• _WHAT YOU NEED TO DO_:
Report how many lines in the listing below include the word "Санкт". Write nothing besides the number.

Part of a data file
[start]

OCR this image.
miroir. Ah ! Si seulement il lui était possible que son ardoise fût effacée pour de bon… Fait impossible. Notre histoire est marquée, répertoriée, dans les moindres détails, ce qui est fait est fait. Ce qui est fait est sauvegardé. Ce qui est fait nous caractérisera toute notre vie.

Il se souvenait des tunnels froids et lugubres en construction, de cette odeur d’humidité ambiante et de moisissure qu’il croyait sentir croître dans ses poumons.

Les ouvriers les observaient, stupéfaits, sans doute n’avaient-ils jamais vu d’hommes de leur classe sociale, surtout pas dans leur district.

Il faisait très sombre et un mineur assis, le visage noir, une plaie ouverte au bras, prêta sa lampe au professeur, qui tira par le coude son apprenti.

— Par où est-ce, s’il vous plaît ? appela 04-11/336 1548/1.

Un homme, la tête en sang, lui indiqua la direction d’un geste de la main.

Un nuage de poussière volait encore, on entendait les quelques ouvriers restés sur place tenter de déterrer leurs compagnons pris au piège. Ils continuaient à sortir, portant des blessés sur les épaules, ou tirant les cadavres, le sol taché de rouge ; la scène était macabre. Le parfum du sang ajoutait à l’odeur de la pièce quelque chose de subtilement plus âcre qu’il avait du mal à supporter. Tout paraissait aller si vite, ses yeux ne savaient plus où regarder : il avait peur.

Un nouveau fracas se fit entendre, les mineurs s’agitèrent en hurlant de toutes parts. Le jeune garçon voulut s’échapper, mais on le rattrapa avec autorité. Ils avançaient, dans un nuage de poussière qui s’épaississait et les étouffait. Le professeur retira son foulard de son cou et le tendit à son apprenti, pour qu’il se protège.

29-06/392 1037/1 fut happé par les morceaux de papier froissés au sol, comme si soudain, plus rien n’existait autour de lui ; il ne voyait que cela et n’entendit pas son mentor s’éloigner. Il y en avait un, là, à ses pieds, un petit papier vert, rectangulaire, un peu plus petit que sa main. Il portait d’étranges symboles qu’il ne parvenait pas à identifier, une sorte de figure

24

[end]
[start]

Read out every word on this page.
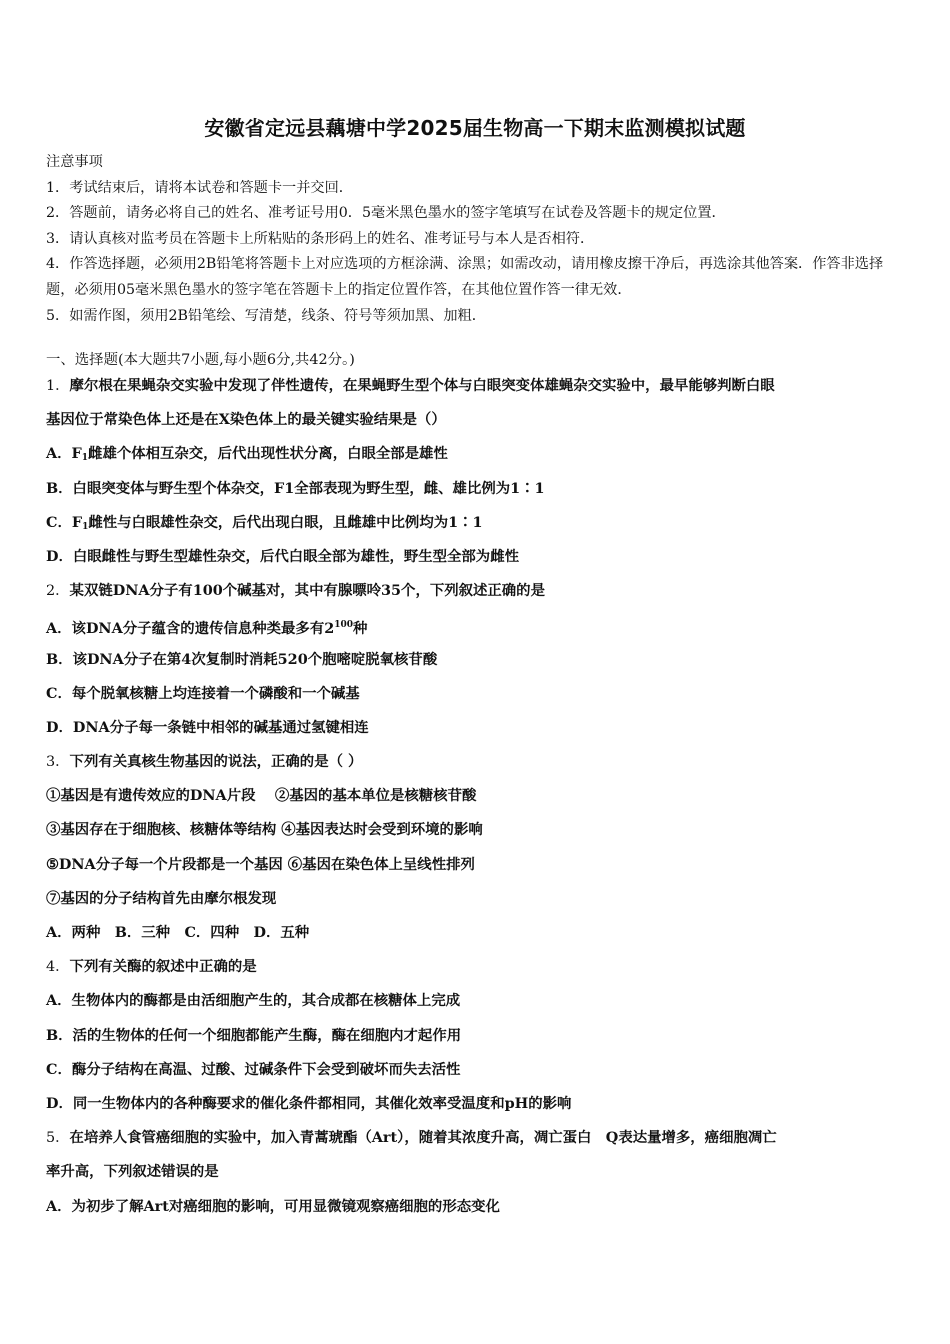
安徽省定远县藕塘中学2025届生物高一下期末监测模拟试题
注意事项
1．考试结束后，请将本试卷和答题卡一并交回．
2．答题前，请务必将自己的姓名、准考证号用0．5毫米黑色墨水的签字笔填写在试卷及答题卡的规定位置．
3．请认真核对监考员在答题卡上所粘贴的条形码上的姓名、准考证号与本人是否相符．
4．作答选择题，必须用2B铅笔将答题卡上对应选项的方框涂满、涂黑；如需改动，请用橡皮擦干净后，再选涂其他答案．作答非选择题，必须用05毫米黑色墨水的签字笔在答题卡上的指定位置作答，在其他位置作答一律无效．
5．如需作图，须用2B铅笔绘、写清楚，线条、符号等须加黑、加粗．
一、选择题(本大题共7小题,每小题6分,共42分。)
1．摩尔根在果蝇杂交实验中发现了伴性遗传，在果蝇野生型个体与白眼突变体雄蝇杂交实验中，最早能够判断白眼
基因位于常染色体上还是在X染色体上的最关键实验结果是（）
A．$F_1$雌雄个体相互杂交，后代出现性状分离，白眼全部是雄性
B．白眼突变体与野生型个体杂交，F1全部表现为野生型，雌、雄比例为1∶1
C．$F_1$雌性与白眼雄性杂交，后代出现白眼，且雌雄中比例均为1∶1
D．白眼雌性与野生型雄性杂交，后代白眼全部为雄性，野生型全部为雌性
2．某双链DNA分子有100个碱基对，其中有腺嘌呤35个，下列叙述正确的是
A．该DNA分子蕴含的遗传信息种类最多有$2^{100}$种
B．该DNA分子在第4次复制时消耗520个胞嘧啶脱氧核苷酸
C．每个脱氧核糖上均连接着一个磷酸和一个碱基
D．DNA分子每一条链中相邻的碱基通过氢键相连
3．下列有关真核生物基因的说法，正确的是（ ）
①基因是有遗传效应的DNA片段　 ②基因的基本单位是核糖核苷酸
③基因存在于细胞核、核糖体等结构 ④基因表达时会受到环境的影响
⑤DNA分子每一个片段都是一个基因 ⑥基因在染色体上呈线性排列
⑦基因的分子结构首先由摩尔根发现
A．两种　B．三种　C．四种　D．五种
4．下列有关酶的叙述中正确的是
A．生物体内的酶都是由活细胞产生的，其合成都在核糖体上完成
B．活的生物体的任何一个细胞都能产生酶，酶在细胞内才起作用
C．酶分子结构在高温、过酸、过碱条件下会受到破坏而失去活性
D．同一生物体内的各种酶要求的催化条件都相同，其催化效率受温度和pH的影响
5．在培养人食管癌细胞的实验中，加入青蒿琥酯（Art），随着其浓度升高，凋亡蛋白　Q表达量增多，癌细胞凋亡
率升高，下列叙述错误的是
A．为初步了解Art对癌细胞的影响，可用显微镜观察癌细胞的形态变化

[end]
[start]

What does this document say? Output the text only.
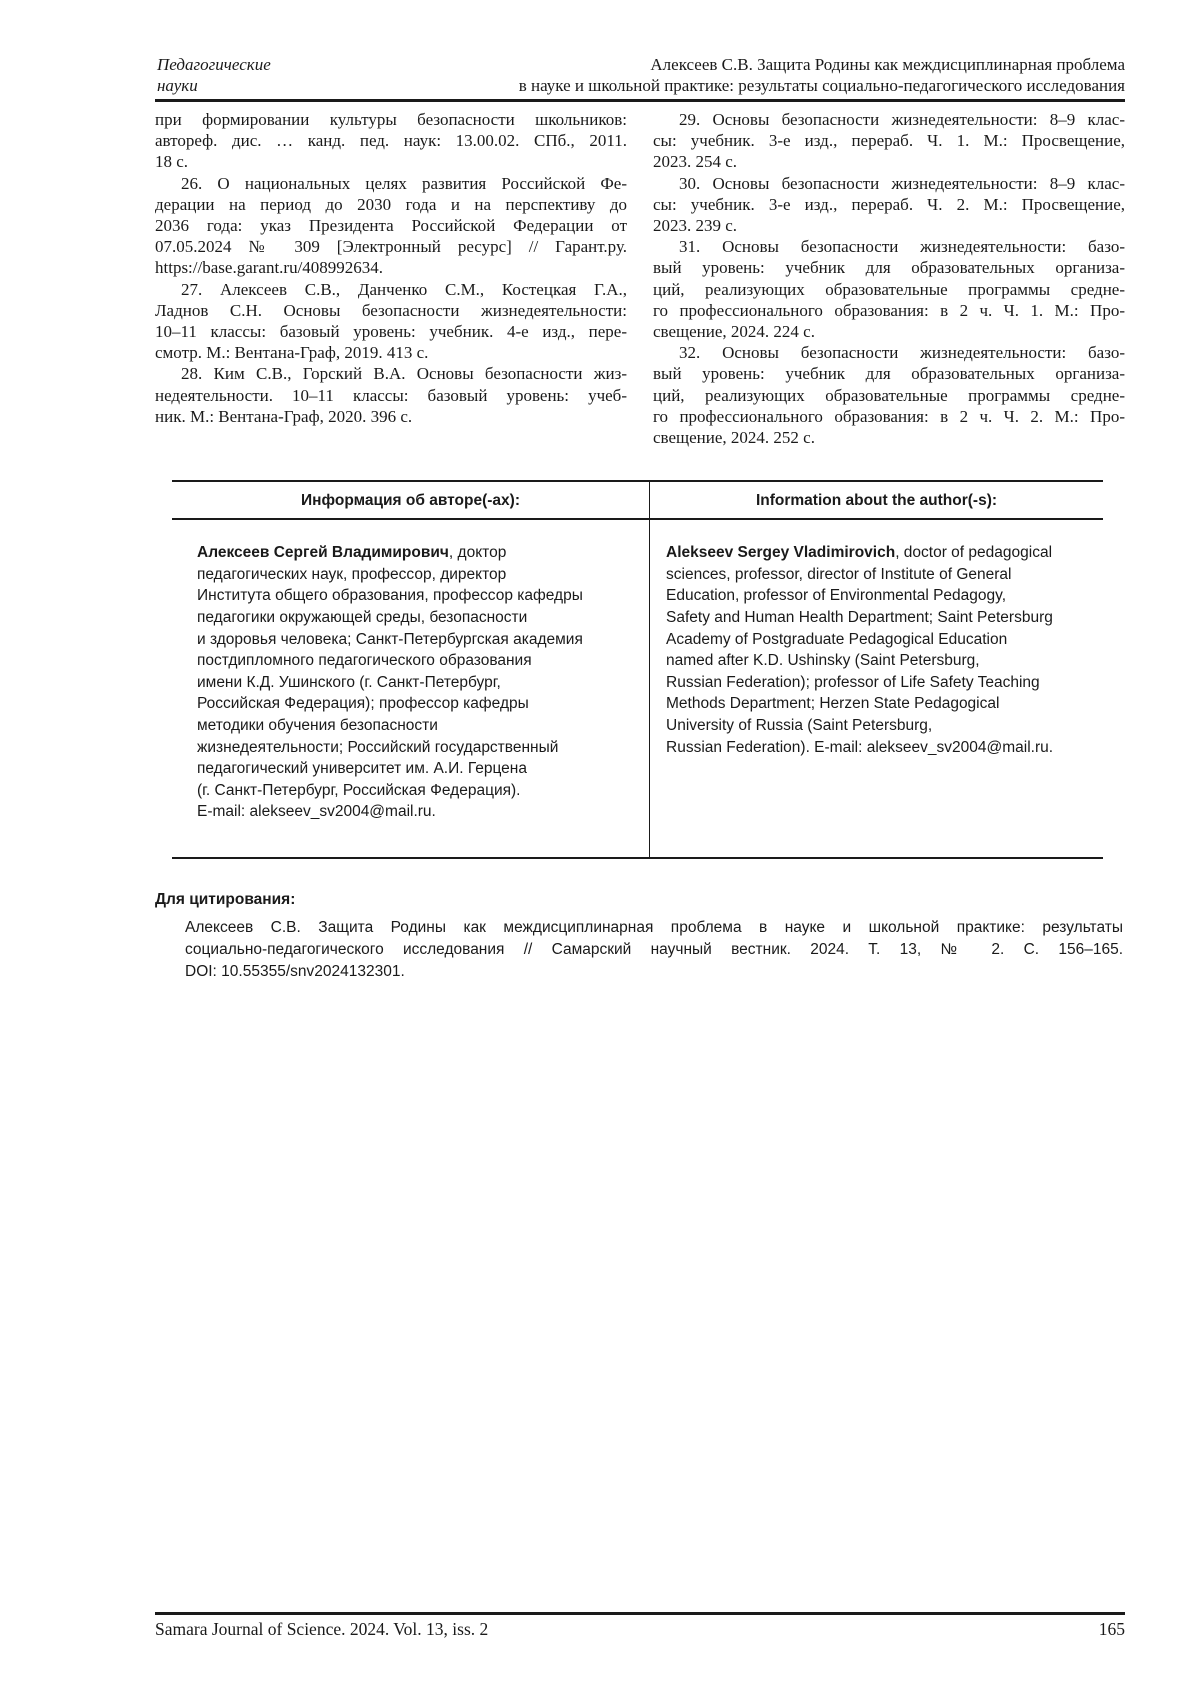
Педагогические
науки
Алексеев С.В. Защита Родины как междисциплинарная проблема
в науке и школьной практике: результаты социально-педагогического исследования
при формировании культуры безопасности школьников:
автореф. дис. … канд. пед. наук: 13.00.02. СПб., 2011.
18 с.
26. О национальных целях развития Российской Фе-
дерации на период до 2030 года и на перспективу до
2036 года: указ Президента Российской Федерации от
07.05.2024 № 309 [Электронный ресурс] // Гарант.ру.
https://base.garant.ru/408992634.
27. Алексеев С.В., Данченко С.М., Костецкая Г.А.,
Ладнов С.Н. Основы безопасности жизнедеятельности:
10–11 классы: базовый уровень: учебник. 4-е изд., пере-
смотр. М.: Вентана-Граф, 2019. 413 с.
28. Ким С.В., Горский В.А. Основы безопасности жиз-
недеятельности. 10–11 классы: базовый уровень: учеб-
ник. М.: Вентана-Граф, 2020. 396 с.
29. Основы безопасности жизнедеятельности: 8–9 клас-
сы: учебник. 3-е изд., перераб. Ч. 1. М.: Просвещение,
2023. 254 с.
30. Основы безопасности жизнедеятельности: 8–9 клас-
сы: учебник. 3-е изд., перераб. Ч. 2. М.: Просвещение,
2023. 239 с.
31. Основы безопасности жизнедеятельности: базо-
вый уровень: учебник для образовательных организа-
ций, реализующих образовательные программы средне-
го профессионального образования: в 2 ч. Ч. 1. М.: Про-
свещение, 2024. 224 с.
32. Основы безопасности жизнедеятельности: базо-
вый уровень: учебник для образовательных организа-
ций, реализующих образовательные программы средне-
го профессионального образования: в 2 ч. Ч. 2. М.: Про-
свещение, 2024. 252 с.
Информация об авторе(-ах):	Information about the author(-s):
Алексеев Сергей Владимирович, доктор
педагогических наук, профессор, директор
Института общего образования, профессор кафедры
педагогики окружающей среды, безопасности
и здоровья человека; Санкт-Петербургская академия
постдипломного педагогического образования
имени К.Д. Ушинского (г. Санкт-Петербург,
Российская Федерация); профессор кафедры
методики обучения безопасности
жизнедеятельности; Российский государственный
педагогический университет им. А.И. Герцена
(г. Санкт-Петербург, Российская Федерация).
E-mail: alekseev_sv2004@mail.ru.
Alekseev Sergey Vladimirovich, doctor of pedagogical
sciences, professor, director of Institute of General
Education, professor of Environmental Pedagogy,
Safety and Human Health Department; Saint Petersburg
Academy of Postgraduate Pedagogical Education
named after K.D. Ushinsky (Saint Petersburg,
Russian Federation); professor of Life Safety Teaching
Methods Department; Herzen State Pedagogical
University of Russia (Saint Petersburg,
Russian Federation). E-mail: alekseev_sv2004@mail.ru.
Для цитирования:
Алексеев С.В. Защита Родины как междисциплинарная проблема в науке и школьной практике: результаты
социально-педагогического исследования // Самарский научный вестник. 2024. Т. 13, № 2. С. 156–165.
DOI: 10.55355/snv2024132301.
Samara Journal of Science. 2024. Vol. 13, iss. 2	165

[end]

• _COMPLETE ANSWER_:
3